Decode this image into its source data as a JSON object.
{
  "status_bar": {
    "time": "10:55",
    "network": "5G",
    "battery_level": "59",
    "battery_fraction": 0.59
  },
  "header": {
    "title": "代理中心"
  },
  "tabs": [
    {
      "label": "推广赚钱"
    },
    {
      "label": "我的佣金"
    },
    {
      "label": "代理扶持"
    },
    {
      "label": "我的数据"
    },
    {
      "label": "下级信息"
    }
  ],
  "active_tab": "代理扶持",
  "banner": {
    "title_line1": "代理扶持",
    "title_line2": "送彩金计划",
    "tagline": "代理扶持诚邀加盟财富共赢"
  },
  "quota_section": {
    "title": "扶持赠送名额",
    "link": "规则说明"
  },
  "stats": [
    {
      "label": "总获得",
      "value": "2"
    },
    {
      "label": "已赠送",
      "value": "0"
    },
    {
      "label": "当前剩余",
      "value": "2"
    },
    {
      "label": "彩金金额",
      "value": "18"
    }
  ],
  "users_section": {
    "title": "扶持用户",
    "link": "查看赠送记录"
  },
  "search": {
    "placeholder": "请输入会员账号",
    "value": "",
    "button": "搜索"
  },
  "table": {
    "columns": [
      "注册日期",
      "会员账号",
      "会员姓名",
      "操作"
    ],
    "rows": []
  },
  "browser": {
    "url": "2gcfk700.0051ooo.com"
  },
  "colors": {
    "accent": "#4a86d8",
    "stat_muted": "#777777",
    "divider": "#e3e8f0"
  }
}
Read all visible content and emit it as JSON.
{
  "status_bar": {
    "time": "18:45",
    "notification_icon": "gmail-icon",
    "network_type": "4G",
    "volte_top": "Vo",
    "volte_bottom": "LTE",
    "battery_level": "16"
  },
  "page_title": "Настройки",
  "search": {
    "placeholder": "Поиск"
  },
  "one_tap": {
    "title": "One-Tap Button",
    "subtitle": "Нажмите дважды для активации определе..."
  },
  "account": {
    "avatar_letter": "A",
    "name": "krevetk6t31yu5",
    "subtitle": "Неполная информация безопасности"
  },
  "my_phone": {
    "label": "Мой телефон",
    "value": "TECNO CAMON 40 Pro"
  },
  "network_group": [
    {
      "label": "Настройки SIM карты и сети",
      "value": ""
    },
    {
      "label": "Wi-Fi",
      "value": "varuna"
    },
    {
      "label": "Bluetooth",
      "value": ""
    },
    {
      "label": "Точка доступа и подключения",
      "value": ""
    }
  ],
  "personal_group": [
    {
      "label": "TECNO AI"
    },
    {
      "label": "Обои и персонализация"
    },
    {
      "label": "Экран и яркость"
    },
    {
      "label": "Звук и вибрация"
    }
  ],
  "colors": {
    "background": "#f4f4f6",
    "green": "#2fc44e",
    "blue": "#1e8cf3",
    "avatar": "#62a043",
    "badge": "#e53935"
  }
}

————————

→ **WHAT TO DO**
Please give back all of the records exactly as written.

→ **ANSWER TO THIS PROBLEM**
Decode this image into its source data as a JSON object.
{
  "status_bar": {
    "time": "10:55",
    "network": "5G",
    "battery_level": "59",
    "battery_fraction": 0.59
  },
  "header": {
    "title": "代理中心"
  },
  "tabs": [
    {
      "label": "推广赚钱"
    },
    {
      "label": "我的佣金"
    },
    {
      "label": "代理扶持"
    },
    {
      "label": "我的数据"
    },
    {
      "label": "下级信息"
    }
  ],
  "active_tab": "代理扶持",
  "banner": {
    "title_line1": "代理扶持",
    "title_line2": "送彩金计划",
    "tagline": "代理扶持诚邀加盟财富共赢"
  },
  "quota_section": {
    "title": "扶持赠送名额",
    "link": "规则说明"
  },
  "stats": [
    {
      "label": "总获得",
      "value": "2"
    },
    {
      "label": "已赠送",
      "value": "0"
    },
    {
      "label": "当前剩余",
      "value": "2"
    },
    {
      "label": "彩金金额",
      "value": "18"
    }
  ],
  "users_section": {
    "title": "扶持用户",
    "link": "查看赠送记录"
  },
  "search": {
    "placeholder": "请输入会员账号",
    "value": "",
    "button": "搜索"
  },
  "table": {
    "columns": [
      "注册日期",
      "会员账号",
      "会员姓名",
      "操作"
    ],
    "rows": []
  },
  "browser": {
    "url": "2gcfk700.0051ooo.com"
  },
  "colors": {
    "accent": "#4a86d8",
    "stat_muted": "#777777",
    "divider": "#e3e8f0"
  }
}
Read all visible content and emit it as JSON.
{
  "status_bar": {
    "time": "18:45",
    "notification_icon": "gmail-icon",
    "network_type": "4G",
    "volte_top": "Vo",
    "volte_bottom": "LTE",
    "battery_level": "16"
  },
  "page_title": "Настройки",
  "search": {
    "placeholder": "Поиск"
  },
  "one_tap": {
    "title": "One-Tap Button",
    "subtitle": "Нажмите дважды для активации определе..."
  },
  "account": {
    "avatar_letter": "A",
    "name": "krevetk6t31yu5",
    "subtitle": "Неполная информация безопасности"
  },
  "my_phone": {
    "label": "Мой телефон",
    "value": "TECNO CAMON 40 Pro"
  },
  "network_group": [
    {
      "label": "Настройки SIM карты и сети",
      "value": ""
    },
    {
      "label": "Wi-Fi",
      "value": "varuna"
    },
    {
      "label": "Bluetooth",
      "value": ""
    },
    {
      "label": "Точка доступа и подключения",
      "value": ""
    }
  ],
  "personal_group": [
    {
      "label": "TECNO AI"
    },
    {
      "label": "Обои и персонализация"
    },
    {
      "label": "Экран и яркость"
    },
    {
      "label": "Звук и вибрация"
    }
  ],
  "colors": {
    "background": "#f4f4f6",
    "green": "#2fc44e",
    "blue": "#1e8cf3",
    "avatar": "#62a043",
    "badge": "#e53935"
  }
}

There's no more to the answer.